- [Document segment]
------------------------------------------------
Erk1/2 phosphorylation in Ras transgenic eyes. Immunohistochemistry was performed on E11.5 (A, B) and E13.5 (C, D) Ras transgenic (B, D) and nontransgenic (NT) (A, C) embryos using an anti-phospho-Erk1/2 antibody. Antigen antibody complexes are in red and nuclei are stained blue with DAPI. Elevated phospho-Erk1/2 levels were detected in the Ras transgenic lens epithelial cells (Compare C and D, green arrowheads). White arrows in C and D point to the lens equatorial region where fiber differentiation is initiated. Abbreviations; C, corneal epithelium; le, lens epithelium; lf, lens fibers; nr, neural retina. The scale bar (C) represents 50 μm in panels A-D.

Figure 7

Ras targets in the lens and cornea. In situ hybridizations were performed on ocular sections of nontransgenic (NT) (A, C, E, G, I) and Pax6-Ras transgenic (B, D, F, H, J) E13.5 embryos using ³⁵S-labelled Erm, Pea3, Spry1, 2 and 4 riboprobes. Dark-field images were overlaid on respective bright-field images and silver grains were colored red. Erm (B) expression was upregulated in the Ras transgenic lens and cornea. Pea3 (D), Spry1 (F) and Spry2 (H) expression was upregulated in the Ras transgenic corneas. Abbreviations; C, corneal epithelium; Cj, conjunctival epithelium; le, lens epithelium; lf, lens fibers; nr, neural retina. The scale bar (I) represents 100 μm in panels A-J.
------------------------------------------------
- [Extracted information]
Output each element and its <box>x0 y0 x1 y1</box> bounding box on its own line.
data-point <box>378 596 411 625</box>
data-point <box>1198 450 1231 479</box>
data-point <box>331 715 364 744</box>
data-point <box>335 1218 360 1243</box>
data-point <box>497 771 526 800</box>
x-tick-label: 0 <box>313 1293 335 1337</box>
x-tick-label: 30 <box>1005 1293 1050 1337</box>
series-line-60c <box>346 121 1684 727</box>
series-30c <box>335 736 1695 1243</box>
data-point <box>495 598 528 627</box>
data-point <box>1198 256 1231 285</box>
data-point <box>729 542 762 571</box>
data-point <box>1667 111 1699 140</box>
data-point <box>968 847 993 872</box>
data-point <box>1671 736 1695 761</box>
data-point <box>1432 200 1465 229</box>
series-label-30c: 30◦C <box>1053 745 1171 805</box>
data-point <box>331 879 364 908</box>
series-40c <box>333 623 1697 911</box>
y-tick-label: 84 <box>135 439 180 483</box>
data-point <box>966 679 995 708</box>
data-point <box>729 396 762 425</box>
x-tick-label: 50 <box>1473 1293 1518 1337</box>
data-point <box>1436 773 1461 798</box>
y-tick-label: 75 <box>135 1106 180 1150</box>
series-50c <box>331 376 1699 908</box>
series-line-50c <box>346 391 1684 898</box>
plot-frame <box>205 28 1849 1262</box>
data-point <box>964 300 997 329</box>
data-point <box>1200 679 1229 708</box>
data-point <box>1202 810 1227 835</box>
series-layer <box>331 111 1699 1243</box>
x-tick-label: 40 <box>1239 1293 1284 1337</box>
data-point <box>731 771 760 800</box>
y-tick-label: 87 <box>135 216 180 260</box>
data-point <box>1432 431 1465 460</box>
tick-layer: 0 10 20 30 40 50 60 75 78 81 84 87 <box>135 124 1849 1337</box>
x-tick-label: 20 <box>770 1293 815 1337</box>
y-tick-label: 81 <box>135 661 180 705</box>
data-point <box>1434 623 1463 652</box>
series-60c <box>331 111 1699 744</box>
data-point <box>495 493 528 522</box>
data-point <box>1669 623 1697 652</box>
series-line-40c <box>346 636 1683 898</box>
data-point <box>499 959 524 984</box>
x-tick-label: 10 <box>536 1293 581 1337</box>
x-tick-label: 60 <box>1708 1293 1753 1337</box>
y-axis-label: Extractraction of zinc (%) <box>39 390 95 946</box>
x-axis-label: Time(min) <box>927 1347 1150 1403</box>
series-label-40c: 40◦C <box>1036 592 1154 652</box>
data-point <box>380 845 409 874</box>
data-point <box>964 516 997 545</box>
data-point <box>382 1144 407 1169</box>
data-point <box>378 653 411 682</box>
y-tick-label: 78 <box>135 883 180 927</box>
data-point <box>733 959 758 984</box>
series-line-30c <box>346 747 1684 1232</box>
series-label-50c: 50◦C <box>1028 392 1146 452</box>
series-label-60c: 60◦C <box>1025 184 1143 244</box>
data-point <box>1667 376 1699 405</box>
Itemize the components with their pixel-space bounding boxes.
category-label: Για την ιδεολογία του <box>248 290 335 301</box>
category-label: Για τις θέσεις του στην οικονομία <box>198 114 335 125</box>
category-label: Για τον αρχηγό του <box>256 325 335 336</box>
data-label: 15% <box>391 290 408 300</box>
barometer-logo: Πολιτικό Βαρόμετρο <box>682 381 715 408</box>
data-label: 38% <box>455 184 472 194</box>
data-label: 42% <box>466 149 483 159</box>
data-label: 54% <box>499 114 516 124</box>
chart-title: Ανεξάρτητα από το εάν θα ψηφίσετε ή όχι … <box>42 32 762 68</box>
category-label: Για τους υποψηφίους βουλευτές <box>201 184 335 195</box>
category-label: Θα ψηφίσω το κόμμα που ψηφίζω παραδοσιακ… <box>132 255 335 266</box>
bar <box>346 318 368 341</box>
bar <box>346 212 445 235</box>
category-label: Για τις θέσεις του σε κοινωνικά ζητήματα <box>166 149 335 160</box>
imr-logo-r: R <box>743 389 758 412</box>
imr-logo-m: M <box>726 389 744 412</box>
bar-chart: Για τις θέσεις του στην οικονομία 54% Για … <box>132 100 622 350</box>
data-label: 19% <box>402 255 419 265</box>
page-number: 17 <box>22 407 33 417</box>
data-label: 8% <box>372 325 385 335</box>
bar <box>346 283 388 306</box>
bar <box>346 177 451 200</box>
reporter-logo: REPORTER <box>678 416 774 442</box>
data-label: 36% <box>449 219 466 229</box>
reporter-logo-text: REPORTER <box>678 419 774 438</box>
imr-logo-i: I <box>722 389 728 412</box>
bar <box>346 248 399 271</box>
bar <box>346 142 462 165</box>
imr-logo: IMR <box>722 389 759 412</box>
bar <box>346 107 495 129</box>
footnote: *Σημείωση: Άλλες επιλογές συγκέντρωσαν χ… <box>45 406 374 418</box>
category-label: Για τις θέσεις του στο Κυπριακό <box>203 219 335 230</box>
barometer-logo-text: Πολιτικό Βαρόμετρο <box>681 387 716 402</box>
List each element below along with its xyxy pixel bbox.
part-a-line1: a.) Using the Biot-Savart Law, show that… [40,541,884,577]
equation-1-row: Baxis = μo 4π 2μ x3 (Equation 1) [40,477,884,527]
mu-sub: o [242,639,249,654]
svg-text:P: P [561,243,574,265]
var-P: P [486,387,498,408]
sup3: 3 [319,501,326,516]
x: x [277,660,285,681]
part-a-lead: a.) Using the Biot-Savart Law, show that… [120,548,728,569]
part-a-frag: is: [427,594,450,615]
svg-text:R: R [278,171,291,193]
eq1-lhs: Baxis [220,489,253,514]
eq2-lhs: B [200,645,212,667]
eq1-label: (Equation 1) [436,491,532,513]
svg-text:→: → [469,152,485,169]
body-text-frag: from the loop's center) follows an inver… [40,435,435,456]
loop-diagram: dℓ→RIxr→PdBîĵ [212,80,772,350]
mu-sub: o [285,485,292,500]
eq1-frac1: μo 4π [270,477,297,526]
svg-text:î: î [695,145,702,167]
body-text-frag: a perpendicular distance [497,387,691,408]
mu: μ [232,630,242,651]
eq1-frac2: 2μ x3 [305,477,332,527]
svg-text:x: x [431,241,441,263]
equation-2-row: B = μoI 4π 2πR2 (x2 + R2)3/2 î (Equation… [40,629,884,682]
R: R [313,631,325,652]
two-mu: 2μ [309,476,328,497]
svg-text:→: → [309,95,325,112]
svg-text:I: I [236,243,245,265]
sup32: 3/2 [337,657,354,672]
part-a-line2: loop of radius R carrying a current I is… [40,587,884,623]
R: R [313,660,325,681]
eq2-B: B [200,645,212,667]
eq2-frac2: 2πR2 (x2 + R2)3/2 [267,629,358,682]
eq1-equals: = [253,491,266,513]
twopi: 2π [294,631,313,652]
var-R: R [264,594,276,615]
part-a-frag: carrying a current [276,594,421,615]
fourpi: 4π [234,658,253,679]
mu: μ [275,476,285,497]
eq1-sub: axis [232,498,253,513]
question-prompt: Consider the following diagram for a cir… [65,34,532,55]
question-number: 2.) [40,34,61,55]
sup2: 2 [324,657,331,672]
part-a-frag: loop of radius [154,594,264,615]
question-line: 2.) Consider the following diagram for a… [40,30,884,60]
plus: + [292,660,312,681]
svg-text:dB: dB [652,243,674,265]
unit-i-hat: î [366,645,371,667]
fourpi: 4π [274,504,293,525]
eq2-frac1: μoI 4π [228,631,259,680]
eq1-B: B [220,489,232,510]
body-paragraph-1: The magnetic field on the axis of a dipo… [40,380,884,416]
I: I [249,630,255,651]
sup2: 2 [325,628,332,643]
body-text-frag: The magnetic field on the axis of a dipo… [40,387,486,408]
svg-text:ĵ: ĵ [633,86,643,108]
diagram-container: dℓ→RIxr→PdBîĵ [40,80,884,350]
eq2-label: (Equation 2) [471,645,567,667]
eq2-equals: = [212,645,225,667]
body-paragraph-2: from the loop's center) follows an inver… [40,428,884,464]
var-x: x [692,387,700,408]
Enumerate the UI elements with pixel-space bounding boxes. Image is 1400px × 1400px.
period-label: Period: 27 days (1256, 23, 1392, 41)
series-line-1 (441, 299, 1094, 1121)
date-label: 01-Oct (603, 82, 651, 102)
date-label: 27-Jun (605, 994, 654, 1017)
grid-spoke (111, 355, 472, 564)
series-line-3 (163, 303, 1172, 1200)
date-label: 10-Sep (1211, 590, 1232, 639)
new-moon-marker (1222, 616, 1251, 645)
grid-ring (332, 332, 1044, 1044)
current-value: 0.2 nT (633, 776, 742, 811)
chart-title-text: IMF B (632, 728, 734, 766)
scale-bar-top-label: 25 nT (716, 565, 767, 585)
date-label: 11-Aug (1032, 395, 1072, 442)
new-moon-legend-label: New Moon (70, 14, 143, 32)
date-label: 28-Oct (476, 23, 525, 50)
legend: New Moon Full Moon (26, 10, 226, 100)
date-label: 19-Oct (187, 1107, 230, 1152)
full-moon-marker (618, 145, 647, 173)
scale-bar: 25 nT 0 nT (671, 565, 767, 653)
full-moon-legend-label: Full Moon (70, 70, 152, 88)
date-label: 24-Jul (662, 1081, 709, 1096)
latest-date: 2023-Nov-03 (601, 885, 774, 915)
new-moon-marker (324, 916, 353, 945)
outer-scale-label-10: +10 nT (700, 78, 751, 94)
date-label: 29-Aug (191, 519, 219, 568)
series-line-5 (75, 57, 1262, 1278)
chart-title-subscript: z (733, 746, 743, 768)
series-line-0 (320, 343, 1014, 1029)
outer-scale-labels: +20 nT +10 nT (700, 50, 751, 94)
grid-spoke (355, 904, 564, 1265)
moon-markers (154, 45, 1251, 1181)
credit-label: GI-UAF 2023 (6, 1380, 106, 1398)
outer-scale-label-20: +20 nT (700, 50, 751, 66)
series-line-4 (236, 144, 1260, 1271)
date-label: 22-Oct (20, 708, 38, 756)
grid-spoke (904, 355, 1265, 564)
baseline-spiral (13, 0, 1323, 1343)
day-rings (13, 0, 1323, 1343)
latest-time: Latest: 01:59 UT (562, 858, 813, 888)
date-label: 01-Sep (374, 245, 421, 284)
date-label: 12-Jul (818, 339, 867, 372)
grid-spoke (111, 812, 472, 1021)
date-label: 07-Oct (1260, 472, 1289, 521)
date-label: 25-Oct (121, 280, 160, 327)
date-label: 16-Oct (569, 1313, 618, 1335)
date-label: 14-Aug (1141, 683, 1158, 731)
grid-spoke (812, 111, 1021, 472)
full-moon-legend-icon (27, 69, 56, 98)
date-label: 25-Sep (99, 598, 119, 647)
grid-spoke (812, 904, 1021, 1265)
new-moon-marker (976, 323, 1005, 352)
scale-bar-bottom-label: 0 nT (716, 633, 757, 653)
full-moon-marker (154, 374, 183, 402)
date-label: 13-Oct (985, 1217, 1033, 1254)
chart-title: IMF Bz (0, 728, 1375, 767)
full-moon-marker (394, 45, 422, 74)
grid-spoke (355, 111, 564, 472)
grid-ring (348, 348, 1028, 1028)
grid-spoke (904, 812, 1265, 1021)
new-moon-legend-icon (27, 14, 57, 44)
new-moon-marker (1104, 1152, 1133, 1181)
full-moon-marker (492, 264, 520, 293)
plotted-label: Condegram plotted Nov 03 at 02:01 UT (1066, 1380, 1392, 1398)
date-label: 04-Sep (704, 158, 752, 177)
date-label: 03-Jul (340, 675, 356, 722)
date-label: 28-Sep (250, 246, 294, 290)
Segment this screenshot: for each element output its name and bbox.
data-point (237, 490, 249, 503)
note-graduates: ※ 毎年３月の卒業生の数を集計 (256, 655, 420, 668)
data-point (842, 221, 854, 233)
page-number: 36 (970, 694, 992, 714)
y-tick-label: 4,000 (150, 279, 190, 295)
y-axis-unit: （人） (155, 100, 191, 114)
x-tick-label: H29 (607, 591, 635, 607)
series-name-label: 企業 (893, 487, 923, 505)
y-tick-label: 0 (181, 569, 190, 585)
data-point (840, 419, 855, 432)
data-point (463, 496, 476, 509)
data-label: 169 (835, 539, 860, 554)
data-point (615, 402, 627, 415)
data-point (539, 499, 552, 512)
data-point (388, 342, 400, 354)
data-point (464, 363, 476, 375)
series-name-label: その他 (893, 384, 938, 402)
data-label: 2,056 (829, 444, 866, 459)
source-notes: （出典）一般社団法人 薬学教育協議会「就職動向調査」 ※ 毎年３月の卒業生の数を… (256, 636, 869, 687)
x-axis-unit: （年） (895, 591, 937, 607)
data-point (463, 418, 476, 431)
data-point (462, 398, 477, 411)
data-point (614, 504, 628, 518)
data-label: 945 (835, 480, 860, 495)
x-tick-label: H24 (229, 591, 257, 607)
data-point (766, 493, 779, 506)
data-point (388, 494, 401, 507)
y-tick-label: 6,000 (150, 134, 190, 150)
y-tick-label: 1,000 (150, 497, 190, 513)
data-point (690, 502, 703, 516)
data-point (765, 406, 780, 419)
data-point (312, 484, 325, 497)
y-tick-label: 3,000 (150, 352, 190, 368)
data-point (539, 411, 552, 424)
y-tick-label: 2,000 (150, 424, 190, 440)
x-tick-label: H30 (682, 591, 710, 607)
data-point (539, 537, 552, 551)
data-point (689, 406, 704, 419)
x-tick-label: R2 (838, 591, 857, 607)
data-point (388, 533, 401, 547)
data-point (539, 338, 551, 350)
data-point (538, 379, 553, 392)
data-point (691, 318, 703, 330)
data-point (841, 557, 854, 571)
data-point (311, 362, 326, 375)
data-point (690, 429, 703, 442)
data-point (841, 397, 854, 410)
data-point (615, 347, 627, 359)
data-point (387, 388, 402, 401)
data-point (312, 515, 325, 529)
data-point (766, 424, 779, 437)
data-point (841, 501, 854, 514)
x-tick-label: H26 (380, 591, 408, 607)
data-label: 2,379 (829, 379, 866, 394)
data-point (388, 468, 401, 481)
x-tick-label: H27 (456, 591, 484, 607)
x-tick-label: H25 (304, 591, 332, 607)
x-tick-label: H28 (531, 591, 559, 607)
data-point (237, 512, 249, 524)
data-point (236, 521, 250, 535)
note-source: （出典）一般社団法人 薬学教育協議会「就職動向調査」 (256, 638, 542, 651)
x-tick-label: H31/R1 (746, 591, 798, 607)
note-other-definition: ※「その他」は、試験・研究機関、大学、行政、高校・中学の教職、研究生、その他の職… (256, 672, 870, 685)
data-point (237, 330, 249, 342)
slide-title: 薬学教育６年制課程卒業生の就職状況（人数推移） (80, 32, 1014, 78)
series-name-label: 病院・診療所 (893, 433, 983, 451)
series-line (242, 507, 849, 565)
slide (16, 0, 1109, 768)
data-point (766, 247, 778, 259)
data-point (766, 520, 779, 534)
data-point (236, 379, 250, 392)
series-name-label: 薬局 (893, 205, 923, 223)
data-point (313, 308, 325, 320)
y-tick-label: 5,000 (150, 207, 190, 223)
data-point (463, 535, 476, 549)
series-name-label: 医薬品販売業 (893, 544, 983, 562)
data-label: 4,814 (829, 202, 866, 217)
------------------------------------------------
- [Your objective]
Can you reproduce the passage of the figure legends that opens with the words containing "Erk1/2 phosphorylation in" and closes with "in panels A-D.", changing "DAPI" to "Hoechst 33342"?

- [Your response]
Erk1/2 phosphorylation in Ras transgenic eyes. Immunohistochemistry was performed on E11.5 (A, B) and E13.5 (C, D) Ras transgenic (B, D) and nontransgenic (NT) (A, C) embryos using an anti-phospho-Erk1/2 antibody. Antigen antibody complexes are in red and nuclei are stained blue with Hoechst 33342. Elevated phospho-Erk1/2 levels were detected in the Ras transgenic lens epithelial cells (Compare C and D, green arrowheads). White arrows in C and D point to the lens equatorial region where fiber differentiation is initiated. Abbreviations; C, corneal epithelium; le, lens epithelium; lf, lens fibers; nr, neural retina. The scale bar (C) represents 50 μm in panels A-D.